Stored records
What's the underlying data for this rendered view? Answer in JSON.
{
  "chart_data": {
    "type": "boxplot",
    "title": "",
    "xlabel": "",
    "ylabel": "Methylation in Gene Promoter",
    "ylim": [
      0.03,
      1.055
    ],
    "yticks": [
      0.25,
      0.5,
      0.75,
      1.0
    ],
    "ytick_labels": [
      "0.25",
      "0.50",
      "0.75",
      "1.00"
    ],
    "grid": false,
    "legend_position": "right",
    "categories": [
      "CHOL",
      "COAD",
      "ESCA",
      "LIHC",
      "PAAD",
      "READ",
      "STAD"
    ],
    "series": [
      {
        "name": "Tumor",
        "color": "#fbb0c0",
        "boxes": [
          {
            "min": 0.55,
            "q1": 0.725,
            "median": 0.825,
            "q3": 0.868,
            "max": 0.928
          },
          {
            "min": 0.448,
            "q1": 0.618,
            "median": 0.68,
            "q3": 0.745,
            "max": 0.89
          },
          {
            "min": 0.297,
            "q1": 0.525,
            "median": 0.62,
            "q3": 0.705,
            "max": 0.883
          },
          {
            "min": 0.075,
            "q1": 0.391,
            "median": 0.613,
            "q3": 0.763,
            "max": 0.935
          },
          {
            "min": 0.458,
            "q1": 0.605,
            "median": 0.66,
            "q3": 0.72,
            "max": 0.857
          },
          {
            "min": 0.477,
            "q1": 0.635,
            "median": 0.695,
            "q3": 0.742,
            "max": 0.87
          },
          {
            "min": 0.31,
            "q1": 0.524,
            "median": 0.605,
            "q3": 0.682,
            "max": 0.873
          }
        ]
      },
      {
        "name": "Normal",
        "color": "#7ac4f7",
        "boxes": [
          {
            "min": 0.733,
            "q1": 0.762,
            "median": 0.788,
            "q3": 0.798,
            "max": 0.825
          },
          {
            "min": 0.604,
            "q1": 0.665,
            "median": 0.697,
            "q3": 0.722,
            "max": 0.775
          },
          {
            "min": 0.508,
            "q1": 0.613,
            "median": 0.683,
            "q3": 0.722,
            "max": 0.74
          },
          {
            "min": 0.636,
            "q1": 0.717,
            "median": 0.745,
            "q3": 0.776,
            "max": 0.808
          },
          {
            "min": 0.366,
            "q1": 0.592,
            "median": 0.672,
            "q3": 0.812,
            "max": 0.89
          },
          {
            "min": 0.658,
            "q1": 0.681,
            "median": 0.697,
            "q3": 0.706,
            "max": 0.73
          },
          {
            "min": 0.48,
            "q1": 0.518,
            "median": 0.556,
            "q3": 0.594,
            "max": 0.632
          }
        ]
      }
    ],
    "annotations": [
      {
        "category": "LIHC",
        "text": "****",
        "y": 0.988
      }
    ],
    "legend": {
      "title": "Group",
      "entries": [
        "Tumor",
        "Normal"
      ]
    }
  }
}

ASSIGNMENT »
Type the data again exactly. Leave nothing out.

ANSWER SECTION »
What's the underlying data for this rendered view? Answer in JSON.
{
  "chart_data": {
    "type": "boxplot",
    "title": "",
    "xlabel": "",
    "ylabel": "Methylation in Gene Promoter",
    "ylim": [
      0.03,
      1.055
    ],
    "yticks": [
      0.25,
      0.5,
      0.75,
      1.0
    ],
    "ytick_labels": [
      "0.25",
      "0.50",
      "0.75",
      "1.00"
    ],
    "grid": false,
    "legend_position": "right",
    "categories": [
      "CHOL",
      "COAD",
      "ESCA",
      "LIHC",
      "PAAD",
      "READ",
      "STAD"
    ],
    "series": [
      {
        "name": "Tumor",
        "color": "#fbb0c0",
        "boxes": [
          {
            "min": 0.55,
            "q1": 0.725,
            "median": 0.825,
            "q3": 0.868,
            "max": 0.928
          },
          {
            "min": 0.448,
            "q1": 0.618,
            "median": 0.68,
            "q3": 0.745,
            "max": 0.89
          },
          {
            "min": 0.297,
            "q1": 0.525,
            "median": 0.62,
            "q3": 0.705,
            "max": 0.883
          },
          {
            "min": 0.075,
            "q1": 0.391,
            "median": 0.613,
            "q3": 0.763,
            "max": 0.935
          },
          {
            "min": 0.458,
            "q1": 0.605,
            "median": 0.66,
            "q3": 0.72,
            "max": 0.857
          },
          {
            "min": 0.477,
            "q1": 0.635,
            "median": 0.695,
            "q3": 0.742,
            "max": 0.87
          },
          {
            "min": 0.31,
            "q1": 0.524,
            "median": 0.605,
            "q3": 0.682,
            "max": 0.873
          }
        ]
      },
      {
        "name": "Normal",
        "color": "#7ac4f7",
        "boxes": [
          {
            "min": 0.733,
            "q1": 0.762,
            "median": 0.788,
            "q3": 0.798,
            "max": 0.825
          },
          {
            "min": 0.604,
            "q1": 0.665,
            "median": 0.697,
            "q3": 0.722,
            "max": 0.775
          },
          {
            "min": 0.508,
            "q1": 0.613,
            "median": 0.683,
            "q3": 0.722,
            "max": 0.74
          },
          {
            "min": 0.636,
            "q1": 0.717,
            "median": 0.745,
            "q3": 0.776,
            "max": 0.808
          },
          {
            "min": 0.366,
            "q1": 0.592,
            "median": 0.672,
            "q3": 0.812,
            "max": 0.89
          },
          {
            "min": 0.658,
            "q1": 0.681,
            "median": 0.697,
            "q3": 0.706,
            "max": 0.73
          },
          {
            "min": 0.48,
            "q1": 0.518,
            "median": 0.556,
            "q3": 0.594,
            "max": 0.632
          }
        ]
      }
    ],
    "annotations": [
      {
        "category": "LIHC",
        "text": "****",
        "y": 0.988
      }
    ],
    "legend": {
      "title": "Group",
      "entries": [
        "Tumor",
        "Normal"
      ]
    }
  }
}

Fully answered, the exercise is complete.